■ **THE PROBLEM**:
All of the records below need to be copied exactly.

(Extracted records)
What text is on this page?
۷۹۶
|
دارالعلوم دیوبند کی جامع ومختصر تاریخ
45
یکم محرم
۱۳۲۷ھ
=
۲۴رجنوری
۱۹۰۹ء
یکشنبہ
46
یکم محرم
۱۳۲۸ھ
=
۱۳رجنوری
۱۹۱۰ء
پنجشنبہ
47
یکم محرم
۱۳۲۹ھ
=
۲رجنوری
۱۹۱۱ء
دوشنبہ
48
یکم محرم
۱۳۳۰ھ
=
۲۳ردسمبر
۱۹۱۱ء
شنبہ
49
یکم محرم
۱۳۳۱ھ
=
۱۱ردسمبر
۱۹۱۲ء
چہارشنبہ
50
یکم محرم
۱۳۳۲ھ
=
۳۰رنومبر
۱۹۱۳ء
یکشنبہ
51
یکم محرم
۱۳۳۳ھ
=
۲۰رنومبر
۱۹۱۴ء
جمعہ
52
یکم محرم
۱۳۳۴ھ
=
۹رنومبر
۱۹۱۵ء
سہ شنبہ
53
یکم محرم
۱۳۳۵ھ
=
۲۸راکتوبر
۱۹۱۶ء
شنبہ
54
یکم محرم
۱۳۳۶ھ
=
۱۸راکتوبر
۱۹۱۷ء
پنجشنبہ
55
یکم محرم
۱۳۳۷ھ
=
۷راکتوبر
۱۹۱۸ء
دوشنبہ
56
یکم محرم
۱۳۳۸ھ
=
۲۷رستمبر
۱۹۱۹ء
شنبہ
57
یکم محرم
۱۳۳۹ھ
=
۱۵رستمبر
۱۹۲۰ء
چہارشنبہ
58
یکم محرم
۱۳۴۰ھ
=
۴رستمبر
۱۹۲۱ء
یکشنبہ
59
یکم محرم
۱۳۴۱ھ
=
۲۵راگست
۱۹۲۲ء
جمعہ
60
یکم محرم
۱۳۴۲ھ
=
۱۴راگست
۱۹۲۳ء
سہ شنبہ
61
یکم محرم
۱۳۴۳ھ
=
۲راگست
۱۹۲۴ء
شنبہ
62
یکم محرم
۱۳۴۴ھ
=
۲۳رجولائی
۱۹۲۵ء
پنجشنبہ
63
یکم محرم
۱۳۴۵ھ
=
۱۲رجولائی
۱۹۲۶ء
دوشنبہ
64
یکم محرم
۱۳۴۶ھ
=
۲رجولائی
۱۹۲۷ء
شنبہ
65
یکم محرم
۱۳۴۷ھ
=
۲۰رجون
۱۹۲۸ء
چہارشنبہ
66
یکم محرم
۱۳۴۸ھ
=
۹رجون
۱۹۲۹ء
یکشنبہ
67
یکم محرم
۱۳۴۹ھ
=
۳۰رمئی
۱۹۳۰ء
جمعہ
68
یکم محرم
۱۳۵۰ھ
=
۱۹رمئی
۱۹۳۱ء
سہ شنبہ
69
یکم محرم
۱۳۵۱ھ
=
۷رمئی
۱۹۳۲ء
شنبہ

■ **OUTPUT FOR THIS EXERCISE**:
What text is on this page?
۷۹۶
|
دارالعلوم دیوبند کی جامع ومختصر تاریخ
45
یکم محرم
۱۳۲۷ھ
=
۲۴رجنوری
۱۹۰۹ء
یکشنبہ
46
یکم محرم
۱۳۲۸ھ
=
۱۳رجنوری
۱۹۱۰ء
پنجشنبہ
47
یکم محرم
۱۳۲۹ھ
=
۲رجنوری
۱۹۱۱ء
دوشنبہ
48
یکم محرم
۱۳۳۰ھ
=
۲۳ردسمبر
۱۹۱۱ء
شنبہ
49
یکم محرم
۱۳۳۱ھ
=
۱۱ردسمبر
۱۹۱۲ء
چہارشنبہ
50
یکم محرم
۱۳۳۲ھ
=
۳۰رنومبر
۱۹۱۳ء
یکشنبہ
51
یکم محرم
۱۳۳۳ھ
=
۲۰رنومبر
۱۹۱۴ء
جمعہ
52
یکم محرم
۱۳۳۴ھ
=
۹رنومبر
۱۹۱۵ء
سہ شنبہ
53
یکم محرم
۱۳۳۵ھ
=
۲۸راکتوبر
۱۹۱۶ء
شنبہ
54
یکم محرم
۱۳۳۶ھ
=
۱۸راکتوبر
۱۹۱۷ء
پنجشنبہ
55
یکم محرم
۱۳۳۷ھ
=
۷راکتوبر
۱۹۱۸ء
دوشنبہ
56
یکم محرم
۱۳۳۸ھ
=
۲۷رستمبر
۱۹۱۹ء
شنبہ
57
یکم محرم
۱۳۳۹ھ
=
۱۵رستمبر
۱۹۲۰ء
چہارشنبہ
58
یکم محرم
۱۳۴۰ھ
=
۴رستمبر
۱۹۲۱ء
یکشنبہ
59
یکم محرم
۱۳۴۱ھ
=
۲۵راگست
۱۹۲۲ء
جمعہ
60
یکم محرم
۱۳۴۲ھ
=
۱۴راگست
۱۹۲۳ء
سہ شنبہ
61
یکم محرم
۱۳۴۳ھ
=
۲راگست
۱۹۲۴ء
شنبہ
62
یکم محرم
۱۳۴۴ھ
=
۲۳رجولائی
۱۹۲۵ء
پنجشنبہ
63
یکم محرم
۱۳۴۵ھ
=
۱۲رجولائی
۱۹۲۶ء
دوشنبہ
64
یکم محرم
۱۳۴۶ھ
=
۲رجولائی
۱۹۲۷ء
شنبہ
65
یکم محرم
۱۳۴۷ھ
=
۲۰رجون
۱۹۲۸ء
چہارشنبہ
66
یکم محرم
۱۳۴۸ھ
=
۹رجون
۱۹۲۹ء
یکشنبہ
67
یکم محرم
۱۳۴۹ھ
=
۳۰رمئی
۱۹۳۰ء
جمعہ
68
یکم محرم
۱۳۵۰ھ
=
۱۹رمئی
۱۹۳۱ء
سہ شنبہ
69
یکم محرم
۱۳۵۱ھ
=
۷رمئی
۱۹۳۲ء
شنبہ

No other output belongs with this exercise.